[Figure data in JSON]
══════
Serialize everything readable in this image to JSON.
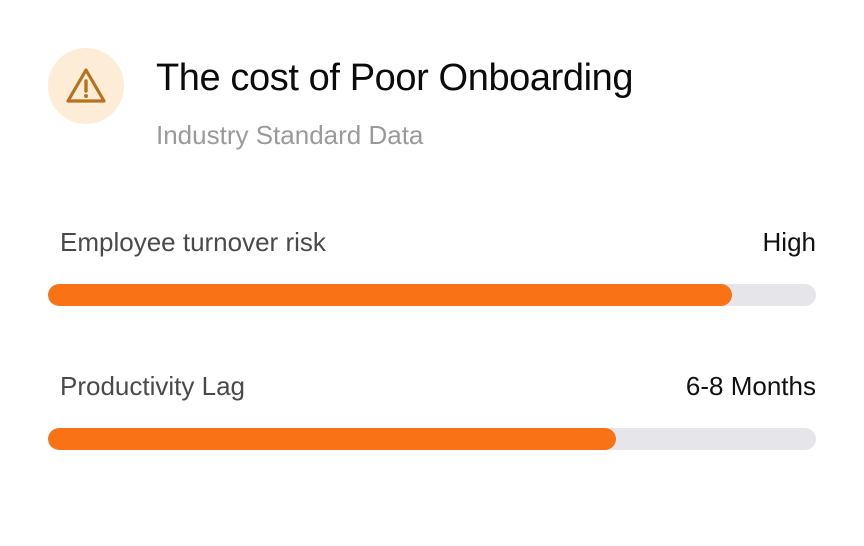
{
  "header": {
    "icon": "warning-triangle-icon",
    "title": "The cost of Poor Onboarding",
    "subtitle": "Industry Standard Data"
  },
  "colors": {
    "accent": "#f97316",
    "icon_bg": "#fdecd6",
    "icon_stroke": "#b5731f",
    "track": "#e6e6ea"
  },
  "metrics": [
    {
      "label": "Employee turnover risk",
      "value": "High",
      "progress_percent": 89
    },
    {
      "label": "Productivity Lag",
      "value": "6-8 Months",
      "progress_percent": 74
    }
  ]
}
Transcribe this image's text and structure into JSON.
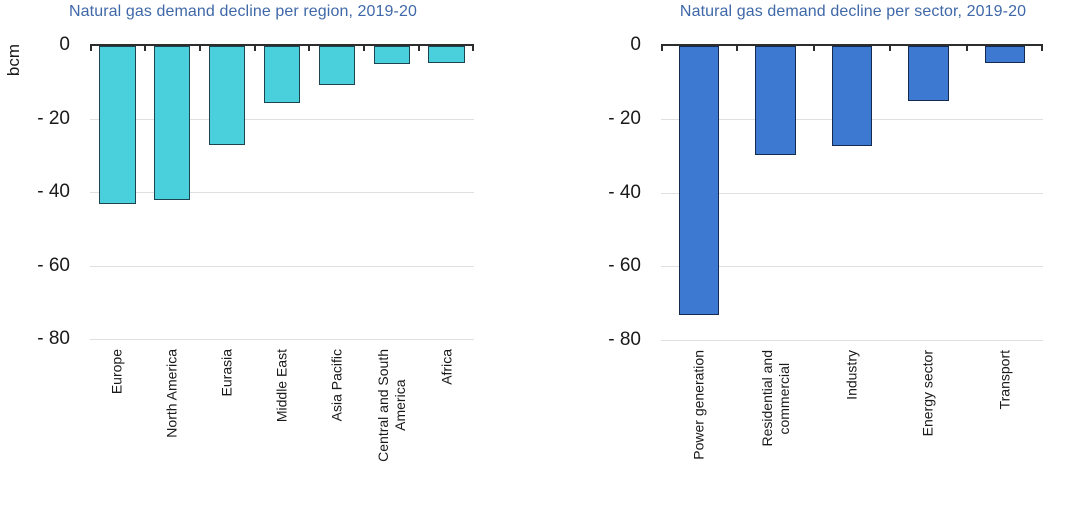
{
  "page": {
    "background": "#ffffff",
    "text_color": "#1a1a1a",
    "axis_color": "#2d2d2d",
    "gridline_color": "#dfdfdf"
  },
  "chart_data": [
    {
      "type": "bar",
      "title": "Natural gas demand decline per region, 2019-20",
      "title_color": "#3f68a8",
      "ylabel": "bcm",
      "xlabel": "",
      "categories": [
        "Europe",
        "North America",
        "Eurasia",
        "Middle East",
        "Asia Pacific",
        "Central and South\nAmerica",
        "Africa"
      ],
      "values": [
        -43,
        -42,
        -27,
        -15.5,
        -10.5,
        -5,
        -4.5
      ],
      "unit": "bcm",
      "ylim": [
        -80,
        0
      ],
      "yticks": {
        "values": [
          0,
          -20,
          -40,
          -60,
          -80
        ],
        "labels": [
          "0",
          "- 20",
          "- 40",
          "- 60",
          "- 80"
        ]
      },
      "bar_color": "#4acfdc",
      "bar_border_color": "#1d444e",
      "layout": {
        "grid": true,
        "gridline_color": "#dfdfdf",
        "bar_width_fraction": 0.66,
        "x_label_rotation_deg": 90,
        "legend": "none"
      }
    },
    {
      "type": "bar",
      "title": "Natural gas demand decline per sector, 2019-20",
      "title_color": "#3f68a8",
      "ylabel": "",
      "xlabel": "",
      "categories": [
        "Power generation",
        "Residential and\ncommercial",
        "Industry",
        "Energy sector",
        "Transport"
      ],
      "values": [
        -73,
        -29.5,
        -27,
        -15,
        -4.5
      ],
      "unit": "bcm",
      "ylim": [
        -80,
        0
      ],
      "yticks": {
        "values": [
          0,
          -20,
          -40,
          -60,
          -80
        ],
        "labels": [
          "0",
          "- 20",
          "- 40",
          "- 60",
          "- 80"
        ]
      },
      "bar_color": "#3d79d0",
      "bar_border_color": "#142b4d",
      "layout": {
        "grid": true,
        "gridline_color": "#dfdfdf",
        "bar_width_fraction": 0.53,
        "x_label_rotation_deg": 90,
        "legend": "none"
      }
    }
  ]
}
══════
_Task to complete_
Write the full listing out again with every line unchanged, but include no pictures.

_Solution_
Serialize everything readable in this image to JSON.
{
  "header": {
    "icon": "warning-triangle-icon",
    "title": "The cost of Poor Onboarding",
    "subtitle": "Industry Standard Data"
  },
  "colors": {
    "accent": "#f97316",
    "icon_bg": "#fdecd6",
    "icon_stroke": "#b5731f",
    "track": "#e6e6ea"
  },
  "metrics": [
    {
      "label": "Employee turnover risk",
      "value": "High",
      "progress_percent": 89
    },
    {
      "label": "Productivity Lag",
      "value": "6-8 Months",
      "progress_percent": 74
    }
  ]
}
Transcribe this image's text and structure into JSON.
{
  "page": {
    "background": "#ffffff",
    "text_color": "#1a1a1a",
    "axis_color": "#2d2d2d",
    "gridline_color": "#dfdfdf"
  },
  "chart_data": [
    {
      "type": "bar",
      "title": "Natural gas demand decline per region, 2019-20",
      "title_color": "#3f68a8",
      "ylabel": "bcm",
      "xlabel": "",
      "categories": [
        "Europe",
        "North America",
        "Eurasia",
        "Middle East",
        "Asia Pacific",
        "Central and South\nAmerica",
        "Africa"
      ],
      "values": [
        -43,
        -42,
        -27,
        -15.5,
        -10.5,
        -5,
        -4.5
      ],
      "unit": "bcm",
      "ylim": [
        -80,
        0
      ],
      "yticks": {
        "values": [
          0,
          -20,
          -40,
          -60,
          -80
        ],
        "labels": [
          "0",
          "- 20",
          "- 40",
          "- 60",
          "- 80"
        ]
      },
      "bar_color": "#4acfdc",
      "bar_border_color": "#1d444e",
      "layout": {
        "grid": true,
        "gridline_color": "#dfdfdf",
        "bar_width_fraction": 0.66,
        "x_label_rotation_deg": 90,
        "legend": "none"
      }
    },
    {
      "type": "bar",
      "title": "Natural gas demand decline per sector, 2019-20",
      "title_color": "#3f68a8",
      "ylabel": "",
      "xlabel": "",
      "categories": [
        "Power generation",
        "Residential and\ncommercial",
        "Industry",
        "Energy sector",
        "Transport"
      ],
      "values": [
        -73,
        -29.5,
        -27,
        -15,
        -4.5
      ],
      "unit": "bcm",
      "ylim": [
        -80,
        0
      ],
      "yticks": {
        "values": [
          0,
          -20,
          -40,
          -60,
          -80
        ],
        "labels": [
          "0",
          "- 20",
          "- 40",
          "- 60",
          "- 80"
        ]
      },
      "bar_color": "#3d79d0",
      "bar_border_color": "#142b4d",
      "layout": {
        "grid": true,
        "gridline_color": "#dfdfdf",
        "bar_width_fraction": 0.53,
        "x_label_rotation_deg": 90,
        "legend": "none"
      }
    }
  ]
}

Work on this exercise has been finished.